■ **Provided entries**:
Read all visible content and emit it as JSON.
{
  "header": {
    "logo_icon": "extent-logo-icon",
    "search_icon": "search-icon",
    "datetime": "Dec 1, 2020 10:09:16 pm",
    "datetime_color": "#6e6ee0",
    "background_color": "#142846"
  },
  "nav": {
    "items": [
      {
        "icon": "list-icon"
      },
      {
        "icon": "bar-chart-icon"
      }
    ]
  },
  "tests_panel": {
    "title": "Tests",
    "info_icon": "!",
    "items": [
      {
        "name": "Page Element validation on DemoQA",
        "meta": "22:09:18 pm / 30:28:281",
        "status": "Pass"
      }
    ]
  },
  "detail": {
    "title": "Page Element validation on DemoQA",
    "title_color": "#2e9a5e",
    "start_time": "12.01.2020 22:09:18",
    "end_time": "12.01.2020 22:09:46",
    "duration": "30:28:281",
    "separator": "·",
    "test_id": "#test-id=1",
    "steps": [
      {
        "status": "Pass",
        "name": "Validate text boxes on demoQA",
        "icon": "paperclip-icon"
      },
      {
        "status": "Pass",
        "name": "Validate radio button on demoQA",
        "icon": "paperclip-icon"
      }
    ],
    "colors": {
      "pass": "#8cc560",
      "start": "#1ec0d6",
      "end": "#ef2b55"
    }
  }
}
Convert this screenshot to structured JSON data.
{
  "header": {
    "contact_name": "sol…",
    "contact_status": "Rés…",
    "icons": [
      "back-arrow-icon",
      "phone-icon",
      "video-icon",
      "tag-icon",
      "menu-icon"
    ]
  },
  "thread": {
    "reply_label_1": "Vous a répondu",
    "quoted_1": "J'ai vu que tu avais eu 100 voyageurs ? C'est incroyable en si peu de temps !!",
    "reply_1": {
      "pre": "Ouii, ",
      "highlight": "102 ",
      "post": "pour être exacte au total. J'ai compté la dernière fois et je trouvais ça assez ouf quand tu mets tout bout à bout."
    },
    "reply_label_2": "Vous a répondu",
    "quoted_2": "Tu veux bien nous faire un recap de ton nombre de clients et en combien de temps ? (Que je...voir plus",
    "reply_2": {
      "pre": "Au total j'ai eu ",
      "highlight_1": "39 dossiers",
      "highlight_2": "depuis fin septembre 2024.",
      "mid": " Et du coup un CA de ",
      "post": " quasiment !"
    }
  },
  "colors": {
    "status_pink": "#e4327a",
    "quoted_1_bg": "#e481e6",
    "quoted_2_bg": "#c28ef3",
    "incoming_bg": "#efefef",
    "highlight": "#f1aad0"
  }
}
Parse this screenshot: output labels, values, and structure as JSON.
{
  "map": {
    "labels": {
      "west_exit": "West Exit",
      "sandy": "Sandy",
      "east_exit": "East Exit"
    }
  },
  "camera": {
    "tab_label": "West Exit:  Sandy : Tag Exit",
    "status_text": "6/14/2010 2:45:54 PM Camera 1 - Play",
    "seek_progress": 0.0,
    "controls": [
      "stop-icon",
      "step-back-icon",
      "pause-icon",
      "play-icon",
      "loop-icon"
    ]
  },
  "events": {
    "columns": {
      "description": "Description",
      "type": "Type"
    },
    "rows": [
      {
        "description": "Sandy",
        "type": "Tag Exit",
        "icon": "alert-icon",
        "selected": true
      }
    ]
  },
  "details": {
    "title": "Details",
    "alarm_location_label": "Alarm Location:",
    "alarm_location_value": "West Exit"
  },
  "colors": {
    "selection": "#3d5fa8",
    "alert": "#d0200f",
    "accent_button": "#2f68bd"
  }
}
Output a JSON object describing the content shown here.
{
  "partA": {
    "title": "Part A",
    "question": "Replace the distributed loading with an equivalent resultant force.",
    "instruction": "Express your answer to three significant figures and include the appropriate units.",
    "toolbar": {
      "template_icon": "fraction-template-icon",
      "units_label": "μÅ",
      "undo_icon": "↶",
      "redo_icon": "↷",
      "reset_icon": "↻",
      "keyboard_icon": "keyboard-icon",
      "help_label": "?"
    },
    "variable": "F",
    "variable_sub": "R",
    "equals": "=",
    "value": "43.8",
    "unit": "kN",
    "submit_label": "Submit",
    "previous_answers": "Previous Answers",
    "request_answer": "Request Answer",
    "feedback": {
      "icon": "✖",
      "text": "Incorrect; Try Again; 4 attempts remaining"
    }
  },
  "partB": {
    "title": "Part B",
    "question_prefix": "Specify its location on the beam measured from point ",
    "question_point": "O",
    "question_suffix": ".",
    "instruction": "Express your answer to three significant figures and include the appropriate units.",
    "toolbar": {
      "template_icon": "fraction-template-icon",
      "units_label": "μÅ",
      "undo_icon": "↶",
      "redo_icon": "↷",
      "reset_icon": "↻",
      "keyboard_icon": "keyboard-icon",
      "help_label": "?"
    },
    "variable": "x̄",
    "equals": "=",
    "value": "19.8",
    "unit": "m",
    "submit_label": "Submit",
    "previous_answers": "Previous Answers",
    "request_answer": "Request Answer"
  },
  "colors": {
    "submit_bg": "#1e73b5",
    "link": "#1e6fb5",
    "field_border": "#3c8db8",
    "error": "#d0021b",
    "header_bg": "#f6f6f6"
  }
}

■ **Short task**: Only lines that contain the word "Validate" are wanted; copy each of them.

■ **The reply**:
        "name": "Validate text boxes on demoQA",
        "name": "Validate radio button on demoQA",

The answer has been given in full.